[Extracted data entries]
========================
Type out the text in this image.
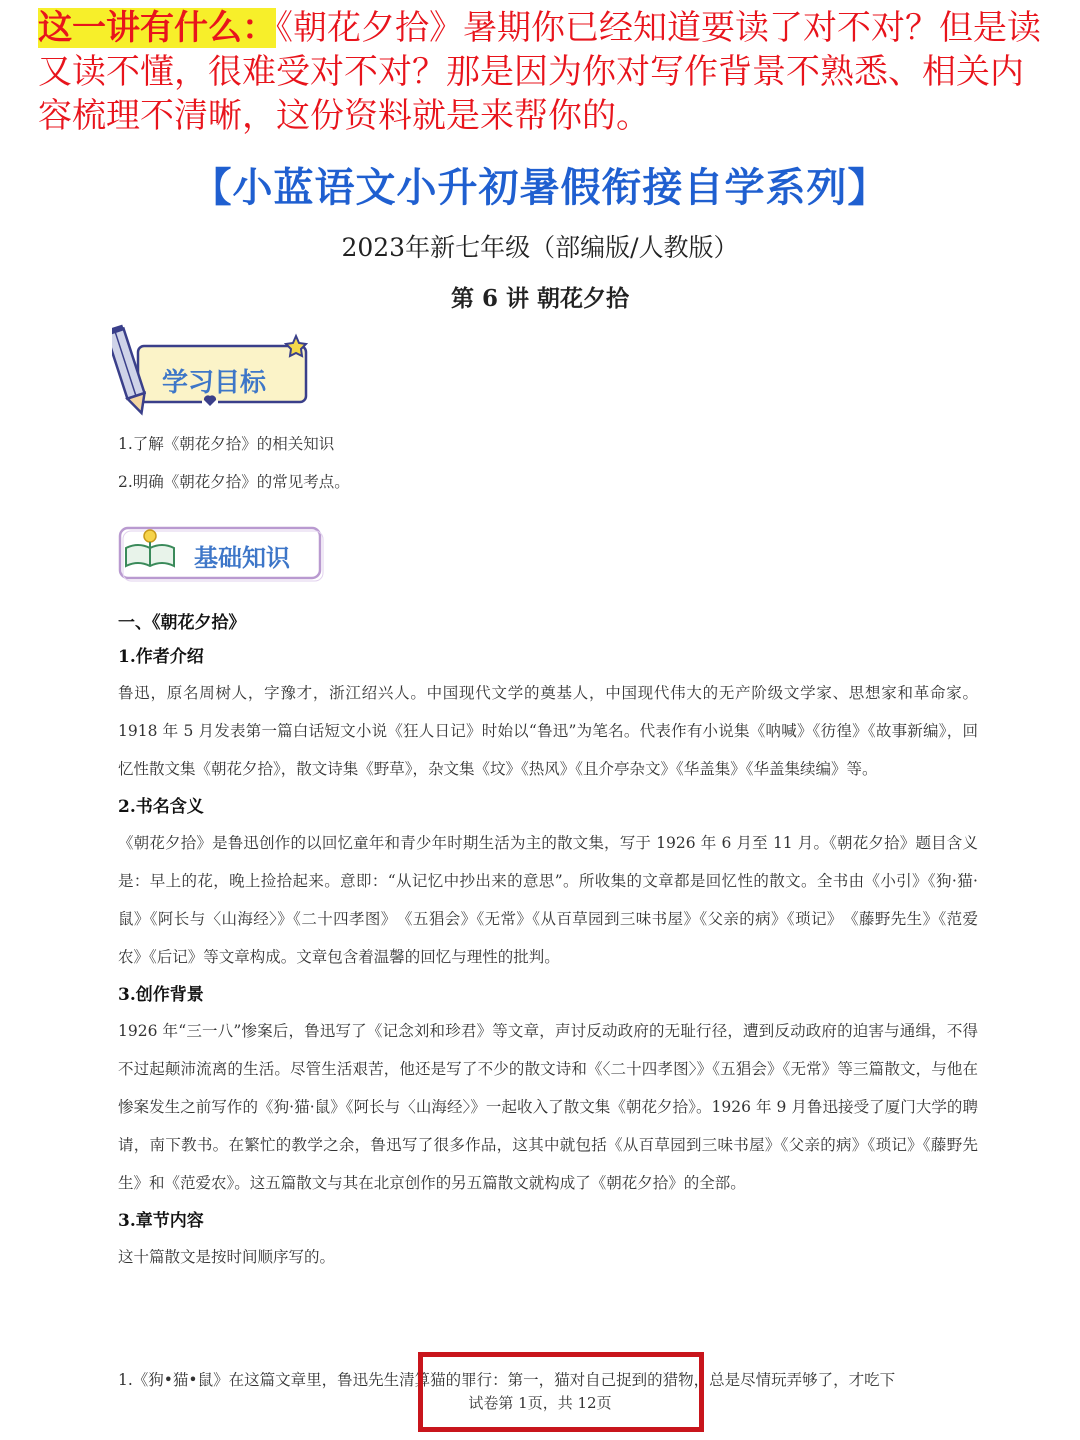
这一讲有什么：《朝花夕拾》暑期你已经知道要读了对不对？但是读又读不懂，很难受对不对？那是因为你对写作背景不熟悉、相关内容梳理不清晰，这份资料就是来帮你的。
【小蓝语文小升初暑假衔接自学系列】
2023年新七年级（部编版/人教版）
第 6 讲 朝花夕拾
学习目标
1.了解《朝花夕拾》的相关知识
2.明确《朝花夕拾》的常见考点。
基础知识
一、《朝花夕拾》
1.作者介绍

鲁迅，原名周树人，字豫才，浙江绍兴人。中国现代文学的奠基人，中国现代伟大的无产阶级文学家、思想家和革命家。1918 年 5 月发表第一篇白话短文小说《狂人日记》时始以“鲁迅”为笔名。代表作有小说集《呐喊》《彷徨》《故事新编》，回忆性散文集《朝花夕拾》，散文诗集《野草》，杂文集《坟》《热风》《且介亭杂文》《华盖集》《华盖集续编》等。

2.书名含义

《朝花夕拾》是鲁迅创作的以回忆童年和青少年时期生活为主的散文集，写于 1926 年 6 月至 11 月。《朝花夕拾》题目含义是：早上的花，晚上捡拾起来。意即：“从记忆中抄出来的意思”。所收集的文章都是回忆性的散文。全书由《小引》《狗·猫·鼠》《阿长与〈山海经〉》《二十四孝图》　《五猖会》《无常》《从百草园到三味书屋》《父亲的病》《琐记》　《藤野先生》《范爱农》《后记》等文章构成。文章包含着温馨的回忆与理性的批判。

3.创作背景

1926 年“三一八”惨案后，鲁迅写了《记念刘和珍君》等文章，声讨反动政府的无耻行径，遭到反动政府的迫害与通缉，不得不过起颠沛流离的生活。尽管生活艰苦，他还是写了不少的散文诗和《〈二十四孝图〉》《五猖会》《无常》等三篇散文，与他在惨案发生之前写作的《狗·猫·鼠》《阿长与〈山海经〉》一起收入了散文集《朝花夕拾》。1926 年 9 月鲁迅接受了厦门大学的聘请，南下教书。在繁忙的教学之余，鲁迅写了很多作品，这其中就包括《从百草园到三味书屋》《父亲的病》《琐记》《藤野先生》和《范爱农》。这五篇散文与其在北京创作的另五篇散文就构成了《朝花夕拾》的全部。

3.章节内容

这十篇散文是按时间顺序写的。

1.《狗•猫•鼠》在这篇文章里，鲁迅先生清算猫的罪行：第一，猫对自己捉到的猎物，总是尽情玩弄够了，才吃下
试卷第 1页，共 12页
========================
TASK STATEMENT » Replicate the material above verbatim; images stay out of the copy.

THE ANSWER »
Type out the text in this image.
这一讲有什么：《朝花夕拾》暑期你已经知道要读了对不对？但是读又读不懂，很难受对不对？那是因为你对写作背景不熟悉、相关内容梳理不清晰，这份资料就是来帮你的。
【小蓝语文小升初暑假衔接自学系列】
2023年新七年级（部编版/人教版）
第 6 讲 朝花夕拾
学习目标
1.了解《朝花夕拾》的相关知识
2.明确《朝花夕拾》的常见考点。
基础知识
一、《朝花夕拾》
1.作者介绍

鲁迅，原名周树人，字豫才，浙江绍兴人。中国现代文学的奠基人，中国现代伟大的无产阶级文学家、思想家和革命家。1918 年 5 月发表第一篇白话短文小说《狂人日记》时始以“鲁迅”为笔名。代表作有小说集《呐喊》《彷徨》《故事新编》，回忆性散文集《朝花夕拾》，散文诗集《野草》，杂文集《坟》《热风》《且介亭杂文》《华盖集》《华盖集续编》等。

2.书名含义

《朝花夕拾》是鲁迅创作的以回忆童年和青少年时期生活为主的散文集，写于 1926 年 6 月至 11 月。《朝花夕拾》题目含义是：早上的花，晚上捡拾起来。意即：“从记忆中抄出来的意思”。所收集的文章都是回忆性的散文。全书由《小引》《狗·猫·鼠》《阿长与〈山海经〉》《二十四孝图》　《五猖会》《无常》《从百草园到三味书屋》《父亲的病》《琐记》　《藤野先生》《范爱农》《后记》等文章构成。文章包含着温馨的回忆与理性的批判。

3.创作背景

1926 年“三一八”惨案后，鲁迅写了《记念刘和珍君》等文章，声讨反动政府的无耻行径，遭到反动政府的迫害与通缉，不得不过起颠沛流离的生活。尽管生活艰苦，他还是写了不少的散文诗和《〈二十四孝图〉》《五猖会》《无常》等三篇散文，与他在惨案发生之前写作的《狗·猫·鼠》《阿长与〈山海经〉》一起收入了散文集《朝花夕拾》。1926 年 9 月鲁迅接受了厦门大学的聘请，南下教书。在繁忙的教学之余，鲁迅写了很多作品，这其中就包括《从百草园到三味书屋》《父亲的病》《琐记》《藤野先生》和《范爱农》。这五篇散文与其在北京创作的另五篇散文就构成了《朝花夕拾》的全部。

3.章节内容

这十篇散文是按时间顺序写的。

1.《狗•猫•鼠》在这篇文章里，鲁迅先生清算猫的罪行：第一，猫对自己捉到的猎物，总是尽情玩弄够了，才吃下
试卷第 1页，共 12页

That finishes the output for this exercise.